__TASK INSTRUCTIONS__: Search the data for the string "Park" and gather each line it is in.
[Start of SOURCE MATERIAL]
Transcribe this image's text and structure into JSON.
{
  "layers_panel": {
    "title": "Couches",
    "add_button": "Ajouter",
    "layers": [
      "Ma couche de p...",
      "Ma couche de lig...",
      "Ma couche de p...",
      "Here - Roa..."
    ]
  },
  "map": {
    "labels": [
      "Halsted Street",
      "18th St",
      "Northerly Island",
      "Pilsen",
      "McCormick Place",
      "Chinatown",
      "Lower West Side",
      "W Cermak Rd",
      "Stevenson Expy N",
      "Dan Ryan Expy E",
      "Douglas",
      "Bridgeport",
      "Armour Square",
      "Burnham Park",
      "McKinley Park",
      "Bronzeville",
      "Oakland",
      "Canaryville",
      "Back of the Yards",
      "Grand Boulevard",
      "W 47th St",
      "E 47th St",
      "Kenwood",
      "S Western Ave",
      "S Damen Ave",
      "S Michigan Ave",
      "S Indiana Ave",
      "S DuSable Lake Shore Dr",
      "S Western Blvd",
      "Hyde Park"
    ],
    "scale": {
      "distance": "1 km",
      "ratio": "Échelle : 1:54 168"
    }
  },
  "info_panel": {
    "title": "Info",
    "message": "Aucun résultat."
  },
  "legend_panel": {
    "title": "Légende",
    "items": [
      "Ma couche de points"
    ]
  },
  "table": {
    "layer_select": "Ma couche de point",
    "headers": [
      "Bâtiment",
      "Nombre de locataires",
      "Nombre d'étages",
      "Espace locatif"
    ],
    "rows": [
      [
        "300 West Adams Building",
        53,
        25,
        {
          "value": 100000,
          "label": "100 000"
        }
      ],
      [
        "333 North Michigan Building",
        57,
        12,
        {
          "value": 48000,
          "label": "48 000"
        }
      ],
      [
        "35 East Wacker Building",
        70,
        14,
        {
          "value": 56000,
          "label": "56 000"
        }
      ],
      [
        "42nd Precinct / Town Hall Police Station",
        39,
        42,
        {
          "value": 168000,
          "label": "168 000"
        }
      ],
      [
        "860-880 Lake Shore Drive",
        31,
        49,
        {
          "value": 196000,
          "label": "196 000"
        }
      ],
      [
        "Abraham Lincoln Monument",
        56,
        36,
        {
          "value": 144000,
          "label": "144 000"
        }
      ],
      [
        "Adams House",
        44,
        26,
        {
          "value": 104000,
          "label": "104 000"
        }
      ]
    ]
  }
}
[End of SOURCE MATERIAL]
__RESULT__:
      "Burnham Park",
      "McKinley Park",
      "Hyde Park"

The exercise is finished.